- Task to complete
The records below need retyping in full; give them again exactly.

- Provided data
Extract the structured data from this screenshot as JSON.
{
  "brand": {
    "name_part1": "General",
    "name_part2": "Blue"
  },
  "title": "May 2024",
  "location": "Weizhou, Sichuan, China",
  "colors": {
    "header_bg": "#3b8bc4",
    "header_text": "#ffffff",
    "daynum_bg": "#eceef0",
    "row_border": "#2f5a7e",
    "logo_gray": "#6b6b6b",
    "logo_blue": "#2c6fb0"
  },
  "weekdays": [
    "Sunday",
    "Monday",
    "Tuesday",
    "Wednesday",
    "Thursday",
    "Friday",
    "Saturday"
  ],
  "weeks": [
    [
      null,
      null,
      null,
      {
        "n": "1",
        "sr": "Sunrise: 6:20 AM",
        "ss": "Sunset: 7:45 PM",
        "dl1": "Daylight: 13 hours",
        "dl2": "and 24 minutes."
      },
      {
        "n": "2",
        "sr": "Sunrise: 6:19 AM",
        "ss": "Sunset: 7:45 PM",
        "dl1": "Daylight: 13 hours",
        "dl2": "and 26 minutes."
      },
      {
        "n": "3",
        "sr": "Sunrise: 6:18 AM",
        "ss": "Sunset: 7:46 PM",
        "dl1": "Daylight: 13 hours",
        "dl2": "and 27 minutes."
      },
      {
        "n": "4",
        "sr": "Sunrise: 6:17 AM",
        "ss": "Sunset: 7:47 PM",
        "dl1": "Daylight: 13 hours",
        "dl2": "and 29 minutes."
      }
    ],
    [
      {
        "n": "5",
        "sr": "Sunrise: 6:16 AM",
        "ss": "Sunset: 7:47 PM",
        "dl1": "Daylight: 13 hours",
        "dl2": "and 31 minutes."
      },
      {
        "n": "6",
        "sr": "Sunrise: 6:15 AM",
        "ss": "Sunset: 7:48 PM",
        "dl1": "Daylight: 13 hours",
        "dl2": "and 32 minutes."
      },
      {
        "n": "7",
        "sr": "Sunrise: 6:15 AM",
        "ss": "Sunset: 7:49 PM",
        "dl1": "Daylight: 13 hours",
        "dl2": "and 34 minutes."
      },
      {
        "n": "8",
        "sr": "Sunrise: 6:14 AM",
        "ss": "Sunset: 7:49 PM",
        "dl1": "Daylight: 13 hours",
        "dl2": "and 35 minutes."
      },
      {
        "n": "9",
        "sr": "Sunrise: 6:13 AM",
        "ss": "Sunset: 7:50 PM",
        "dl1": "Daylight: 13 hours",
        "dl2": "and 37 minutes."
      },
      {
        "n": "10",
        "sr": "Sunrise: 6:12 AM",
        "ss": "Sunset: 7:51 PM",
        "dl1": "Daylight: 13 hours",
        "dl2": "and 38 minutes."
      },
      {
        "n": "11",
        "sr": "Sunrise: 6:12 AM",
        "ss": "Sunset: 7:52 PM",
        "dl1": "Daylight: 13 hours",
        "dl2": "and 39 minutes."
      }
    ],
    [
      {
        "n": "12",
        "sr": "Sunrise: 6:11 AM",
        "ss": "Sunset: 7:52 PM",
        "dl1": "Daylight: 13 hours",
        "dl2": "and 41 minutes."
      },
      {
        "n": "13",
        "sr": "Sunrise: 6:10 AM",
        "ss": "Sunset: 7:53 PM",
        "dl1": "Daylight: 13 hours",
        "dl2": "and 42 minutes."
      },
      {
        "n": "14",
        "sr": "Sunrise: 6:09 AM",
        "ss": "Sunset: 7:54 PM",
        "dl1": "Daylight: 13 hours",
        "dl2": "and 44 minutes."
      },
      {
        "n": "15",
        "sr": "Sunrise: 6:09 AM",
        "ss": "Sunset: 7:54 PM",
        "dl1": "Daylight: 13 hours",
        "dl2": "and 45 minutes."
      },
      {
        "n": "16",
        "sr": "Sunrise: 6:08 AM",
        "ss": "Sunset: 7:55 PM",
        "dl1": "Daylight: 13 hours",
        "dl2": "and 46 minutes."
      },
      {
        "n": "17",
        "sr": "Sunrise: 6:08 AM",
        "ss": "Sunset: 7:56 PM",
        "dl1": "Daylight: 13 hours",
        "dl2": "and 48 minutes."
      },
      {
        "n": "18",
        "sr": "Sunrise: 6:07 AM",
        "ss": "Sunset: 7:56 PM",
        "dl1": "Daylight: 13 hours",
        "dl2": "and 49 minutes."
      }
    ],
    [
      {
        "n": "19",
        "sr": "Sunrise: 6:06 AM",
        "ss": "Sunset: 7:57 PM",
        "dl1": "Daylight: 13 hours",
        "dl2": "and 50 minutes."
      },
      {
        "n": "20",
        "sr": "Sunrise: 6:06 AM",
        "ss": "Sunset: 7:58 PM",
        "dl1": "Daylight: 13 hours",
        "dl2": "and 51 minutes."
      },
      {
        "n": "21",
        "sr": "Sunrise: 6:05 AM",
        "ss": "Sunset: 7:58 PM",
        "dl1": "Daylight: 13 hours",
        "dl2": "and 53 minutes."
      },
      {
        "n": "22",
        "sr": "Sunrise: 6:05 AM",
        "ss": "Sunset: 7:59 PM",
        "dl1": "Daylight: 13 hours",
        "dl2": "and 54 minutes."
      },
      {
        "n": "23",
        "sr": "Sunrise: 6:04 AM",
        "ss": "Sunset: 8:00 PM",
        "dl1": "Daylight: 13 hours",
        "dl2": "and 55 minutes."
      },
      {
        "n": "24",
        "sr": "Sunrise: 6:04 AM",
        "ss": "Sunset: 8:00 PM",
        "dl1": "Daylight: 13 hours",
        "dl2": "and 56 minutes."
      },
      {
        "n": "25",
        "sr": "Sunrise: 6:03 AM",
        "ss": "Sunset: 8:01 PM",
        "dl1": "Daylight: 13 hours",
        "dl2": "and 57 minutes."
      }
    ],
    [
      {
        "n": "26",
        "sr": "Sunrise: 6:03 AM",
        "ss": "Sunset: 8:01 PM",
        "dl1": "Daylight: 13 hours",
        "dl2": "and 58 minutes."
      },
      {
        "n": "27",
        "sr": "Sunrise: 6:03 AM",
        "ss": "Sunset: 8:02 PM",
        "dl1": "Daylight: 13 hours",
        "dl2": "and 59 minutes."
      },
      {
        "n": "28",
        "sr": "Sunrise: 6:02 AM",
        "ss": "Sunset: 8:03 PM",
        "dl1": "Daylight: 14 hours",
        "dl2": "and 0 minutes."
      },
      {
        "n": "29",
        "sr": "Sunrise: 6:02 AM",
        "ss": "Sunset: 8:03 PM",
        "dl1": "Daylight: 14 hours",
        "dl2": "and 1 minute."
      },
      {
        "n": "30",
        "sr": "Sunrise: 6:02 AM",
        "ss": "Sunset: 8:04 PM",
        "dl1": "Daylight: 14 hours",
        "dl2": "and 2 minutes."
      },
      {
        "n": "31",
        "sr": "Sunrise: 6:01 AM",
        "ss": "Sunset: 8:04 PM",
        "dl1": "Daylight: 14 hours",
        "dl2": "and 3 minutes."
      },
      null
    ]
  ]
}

- Full output
Extract the structured data from this screenshot as JSON.
{
  "brand": {
    "name_part1": "General",
    "name_part2": "Blue"
  },
  "title": "May 2024",
  "location": "Weizhou, Sichuan, China",
  "colors": {
    "header_bg": "#3b8bc4",
    "header_text": "#ffffff",
    "daynum_bg": "#eceef0",
    "row_border": "#2f5a7e",
    "logo_gray": "#6b6b6b",
    "logo_blue": "#2c6fb0"
  },
  "weekdays": [
    "Sunday",
    "Monday",
    "Tuesday",
    "Wednesday",
    "Thursday",
    "Friday",
    "Saturday"
  ],
  "weeks": [
    [
      null,
      null,
      null,
      {
        "n": "1",
        "sr": "Sunrise: 6:20 AM",
        "ss": "Sunset: 7:45 PM",
        "dl1": "Daylight: 13 hours",
        "dl2": "and 24 minutes."
      },
      {
        "n": "2",
        "sr": "Sunrise: 6:19 AM",
        "ss": "Sunset: 7:45 PM",
        "dl1": "Daylight: 13 hours",
        "dl2": "and 26 minutes."
      },
      {
        "n": "3",
        "sr": "Sunrise: 6:18 AM",
        "ss": "Sunset: 7:46 PM",
        "dl1": "Daylight: 13 hours",
        "dl2": "and 27 minutes."
      },
      {
        "n": "4",
        "sr": "Sunrise: 6:17 AM",
        "ss": "Sunset: 7:47 PM",
        "dl1": "Daylight: 13 hours",
        "dl2": "and 29 minutes."
      }
    ],
    [
      {
        "n": "5",
        "sr": "Sunrise: 6:16 AM",
        "ss": "Sunset: 7:47 PM",
        "dl1": "Daylight: 13 hours",
        "dl2": "and 31 minutes."
      },
      {
        "n": "6",
        "sr": "Sunrise: 6:15 AM",
        "ss": "Sunset: 7:48 PM",
        "dl1": "Daylight: 13 hours",
        "dl2": "and 32 minutes."
      },
      {
        "n": "7",
        "sr": "Sunrise: 6:15 AM",
        "ss": "Sunset: 7:49 PM",
        "dl1": "Daylight: 13 hours",
        "dl2": "and 34 minutes."
      },
      {
        "n": "8",
        "sr": "Sunrise: 6:14 AM",
        "ss": "Sunset: 7:49 PM",
        "dl1": "Daylight: 13 hours",
        "dl2": "and 35 minutes."
      },
      {
        "n": "9",
        "sr": "Sunrise: 6:13 AM",
        "ss": "Sunset: 7:50 PM",
        "dl1": "Daylight: 13 hours",
        "dl2": "and 37 minutes."
      },
      {
        "n": "10",
        "sr": "Sunrise: 6:12 AM",
        "ss": "Sunset: 7:51 PM",
        "dl1": "Daylight: 13 hours",
        "dl2": "and 38 minutes."
      },
      {
        "n": "11",
        "sr": "Sunrise: 6:12 AM",
        "ss": "Sunset: 7:52 PM",
        "dl1": "Daylight: 13 hours",
        "dl2": "and 39 minutes."
      }
    ],
    [
      {
        "n": "12",
        "sr": "Sunrise: 6:11 AM",
        "ss": "Sunset: 7:52 PM",
        "dl1": "Daylight: 13 hours",
        "dl2": "and 41 minutes."
      },
      {
        "n": "13",
        "sr": "Sunrise: 6:10 AM",
        "ss": "Sunset: 7:53 PM",
        "dl1": "Daylight: 13 hours",
        "dl2": "and 42 minutes."
      },
      {
        "n": "14",
        "sr": "Sunrise: 6:09 AM",
        "ss": "Sunset: 7:54 PM",
        "dl1": "Daylight: 13 hours",
        "dl2": "and 44 minutes."
      },
      {
        "n": "15",
        "sr": "Sunrise: 6:09 AM",
        "ss": "Sunset: 7:54 PM",
        "dl1": "Daylight: 13 hours",
        "dl2": "and 45 minutes."
      },
      {
        "n": "16",
        "sr": "Sunrise: 6:08 AM",
        "ss": "Sunset: 7:55 PM",
        "dl1": "Daylight: 13 hours",
        "dl2": "and 46 minutes."
      },
      {
        "n": "17",
        "sr": "Sunrise: 6:08 AM",
        "ss": "Sunset: 7:56 PM",
        "dl1": "Daylight: 13 hours",
        "dl2": "and 48 minutes."
      },
      {
        "n": "18",
        "sr": "Sunrise: 6:07 AM",
        "ss": "Sunset: 7:56 PM",
        "dl1": "Daylight: 13 hours",
        "dl2": "and 49 minutes."
      }
    ],
    [
      {
        "n": "19",
        "sr": "Sunrise: 6:06 AM",
        "ss": "Sunset: 7:57 PM",
        "dl1": "Daylight: 13 hours",
        "dl2": "and 50 minutes."
      },
      {
        "n": "20",
        "sr": "Sunrise: 6:06 AM",
        "ss": "Sunset: 7:58 PM",
        "dl1": "Daylight: 13 hours",
        "dl2": "and 51 minutes."
      },
      {
        "n": "21",
        "sr": "Sunrise: 6:05 AM",
        "ss": "Sunset: 7:58 PM",
        "dl1": "Daylight: 13 hours",
        "dl2": "and 53 minutes."
      },
      {
        "n": "22",
        "sr": "Sunrise: 6:05 AM",
        "ss": "Sunset: 7:59 PM",
        "dl1": "Daylight: 13 hours",
        "dl2": "and 54 minutes."
      },
      {
        "n": "23",
        "sr": "Sunrise: 6:04 AM",
        "ss": "Sunset: 8:00 PM",
        "dl1": "Daylight: 13 hours",
        "dl2": "and 55 minutes."
      },
      {
        "n": "24",
        "sr": "Sunrise: 6:04 AM",
        "ss": "Sunset: 8:00 PM",
        "dl1": "Daylight: 13 hours",
        "dl2": "and 56 minutes."
      },
      {
        "n": "25",
        "sr": "Sunrise: 6:03 AM",
        "ss": "Sunset: 8:01 PM",
        "dl1": "Daylight: 13 hours",
        "dl2": "and 57 minutes."
      }
    ],
    [
      {
        "n": "26",
        "sr": "Sunrise: 6:03 AM",
        "ss": "Sunset: 8:01 PM",
        "dl1": "Daylight: 13 hours",
        "dl2": "and 58 minutes."
      },
      {
        "n": "27",
        "sr": "Sunrise: 6:03 AM",
        "ss": "Sunset: 8:02 PM",
        "dl1": "Daylight: 13 hours",
        "dl2": "and 59 minutes."
      },
      {
        "n": "28",
        "sr": "Sunrise: 6:02 AM",
        "ss": "Sunset: 8:03 PM",
        "dl1": "Daylight: 14 hours",
        "dl2": "and 0 minutes."
      },
      {
        "n": "29",
        "sr": "Sunrise: 6:02 AM",
        "ss": "Sunset: 8:03 PM",
        "dl1": "Daylight: 14 hours",
        "dl2": "and 1 minute."
      },
      {
        "n": "30",
        "sr": "Sunrise: 6:02 AM",
        "ss": "Sunset: 8:04 PM",
        "dl1": "Daylight: 14 hours",
        "dl2": "and 2 minutes."
      },
      {
        "n": "31",
        "sr": "Sunrise: 6:01 AM",
        "ss": "Sunset: 8:04 PM",
        "dl1": "Daylight: 14 hours",
        "dl2": "and 3 minutes."
      },
      null
    ]
  ]
}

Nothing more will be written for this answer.